» AIM:
Every line that contains the word "battery" should be copied out.

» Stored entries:

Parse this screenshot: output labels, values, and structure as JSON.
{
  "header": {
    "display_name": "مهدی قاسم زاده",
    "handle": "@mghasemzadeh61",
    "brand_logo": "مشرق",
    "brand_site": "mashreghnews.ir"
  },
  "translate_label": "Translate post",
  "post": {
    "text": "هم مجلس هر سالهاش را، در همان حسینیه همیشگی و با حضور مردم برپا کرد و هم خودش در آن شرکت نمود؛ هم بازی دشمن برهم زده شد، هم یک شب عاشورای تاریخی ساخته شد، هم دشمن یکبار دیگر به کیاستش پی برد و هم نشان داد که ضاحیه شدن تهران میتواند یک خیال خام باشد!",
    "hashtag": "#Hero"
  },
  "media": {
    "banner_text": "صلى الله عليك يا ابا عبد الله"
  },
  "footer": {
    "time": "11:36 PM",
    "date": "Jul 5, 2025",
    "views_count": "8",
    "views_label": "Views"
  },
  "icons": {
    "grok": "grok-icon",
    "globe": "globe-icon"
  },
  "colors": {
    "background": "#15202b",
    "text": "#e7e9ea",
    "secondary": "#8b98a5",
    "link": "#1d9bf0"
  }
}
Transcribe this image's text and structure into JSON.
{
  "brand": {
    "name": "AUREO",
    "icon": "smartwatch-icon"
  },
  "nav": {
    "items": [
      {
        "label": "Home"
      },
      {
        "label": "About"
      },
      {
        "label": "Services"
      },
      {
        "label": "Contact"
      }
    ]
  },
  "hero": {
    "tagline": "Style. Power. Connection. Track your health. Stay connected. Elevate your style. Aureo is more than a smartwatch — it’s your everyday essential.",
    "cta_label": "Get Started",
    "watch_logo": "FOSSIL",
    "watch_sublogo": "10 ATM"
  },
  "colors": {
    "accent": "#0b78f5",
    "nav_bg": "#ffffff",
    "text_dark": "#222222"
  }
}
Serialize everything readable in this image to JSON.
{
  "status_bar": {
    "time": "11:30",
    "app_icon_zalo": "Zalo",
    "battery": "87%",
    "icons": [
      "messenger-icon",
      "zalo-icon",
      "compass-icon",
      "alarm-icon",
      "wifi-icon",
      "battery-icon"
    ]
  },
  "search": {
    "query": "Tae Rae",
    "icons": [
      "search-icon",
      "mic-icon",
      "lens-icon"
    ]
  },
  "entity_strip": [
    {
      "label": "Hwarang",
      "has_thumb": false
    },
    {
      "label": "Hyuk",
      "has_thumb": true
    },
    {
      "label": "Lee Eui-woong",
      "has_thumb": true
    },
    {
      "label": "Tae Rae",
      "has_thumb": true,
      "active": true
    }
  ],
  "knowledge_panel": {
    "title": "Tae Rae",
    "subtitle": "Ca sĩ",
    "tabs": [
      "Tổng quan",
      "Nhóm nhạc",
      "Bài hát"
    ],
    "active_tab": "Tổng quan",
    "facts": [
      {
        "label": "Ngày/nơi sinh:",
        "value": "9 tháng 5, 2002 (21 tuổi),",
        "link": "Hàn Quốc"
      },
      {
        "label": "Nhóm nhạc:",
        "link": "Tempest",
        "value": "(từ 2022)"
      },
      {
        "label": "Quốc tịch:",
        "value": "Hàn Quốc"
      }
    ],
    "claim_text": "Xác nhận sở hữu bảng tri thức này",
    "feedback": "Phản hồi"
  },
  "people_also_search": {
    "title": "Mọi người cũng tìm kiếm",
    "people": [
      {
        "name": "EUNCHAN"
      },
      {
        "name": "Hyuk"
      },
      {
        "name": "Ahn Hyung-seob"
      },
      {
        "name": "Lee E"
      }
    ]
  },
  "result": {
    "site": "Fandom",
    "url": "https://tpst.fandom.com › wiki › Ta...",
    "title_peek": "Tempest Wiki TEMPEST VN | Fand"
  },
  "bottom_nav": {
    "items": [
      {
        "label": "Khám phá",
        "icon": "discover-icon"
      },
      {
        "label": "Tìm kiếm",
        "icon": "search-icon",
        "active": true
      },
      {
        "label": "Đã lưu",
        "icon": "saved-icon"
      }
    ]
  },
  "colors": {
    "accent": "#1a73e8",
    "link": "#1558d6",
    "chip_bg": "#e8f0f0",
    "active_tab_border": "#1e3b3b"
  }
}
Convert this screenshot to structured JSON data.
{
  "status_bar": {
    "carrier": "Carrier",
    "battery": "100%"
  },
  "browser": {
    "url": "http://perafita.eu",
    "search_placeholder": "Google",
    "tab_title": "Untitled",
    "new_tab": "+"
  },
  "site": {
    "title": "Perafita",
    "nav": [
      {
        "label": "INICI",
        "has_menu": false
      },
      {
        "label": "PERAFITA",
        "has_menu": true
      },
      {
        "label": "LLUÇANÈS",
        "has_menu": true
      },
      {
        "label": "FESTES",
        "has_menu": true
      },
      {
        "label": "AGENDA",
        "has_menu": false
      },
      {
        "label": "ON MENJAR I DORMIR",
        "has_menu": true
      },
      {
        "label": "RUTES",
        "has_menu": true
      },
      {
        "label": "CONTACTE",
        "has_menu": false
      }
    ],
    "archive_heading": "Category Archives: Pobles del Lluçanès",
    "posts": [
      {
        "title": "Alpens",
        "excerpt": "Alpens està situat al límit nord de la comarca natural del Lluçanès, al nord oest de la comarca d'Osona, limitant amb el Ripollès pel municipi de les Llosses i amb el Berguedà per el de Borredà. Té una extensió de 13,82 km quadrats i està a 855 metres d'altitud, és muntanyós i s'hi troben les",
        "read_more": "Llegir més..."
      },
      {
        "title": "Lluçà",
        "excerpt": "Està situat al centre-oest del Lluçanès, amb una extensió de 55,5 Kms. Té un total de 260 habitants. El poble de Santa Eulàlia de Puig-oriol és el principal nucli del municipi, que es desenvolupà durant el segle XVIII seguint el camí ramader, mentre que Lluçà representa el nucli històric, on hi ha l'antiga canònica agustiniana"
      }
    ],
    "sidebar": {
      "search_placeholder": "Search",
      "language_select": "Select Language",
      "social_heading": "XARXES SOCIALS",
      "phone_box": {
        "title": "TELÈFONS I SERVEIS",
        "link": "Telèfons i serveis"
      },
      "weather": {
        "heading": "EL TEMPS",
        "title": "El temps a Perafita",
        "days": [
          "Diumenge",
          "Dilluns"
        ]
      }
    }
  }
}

» TASK RESULT:
    "battery": "87%",
      "battery-icon"
    "battery": "100%"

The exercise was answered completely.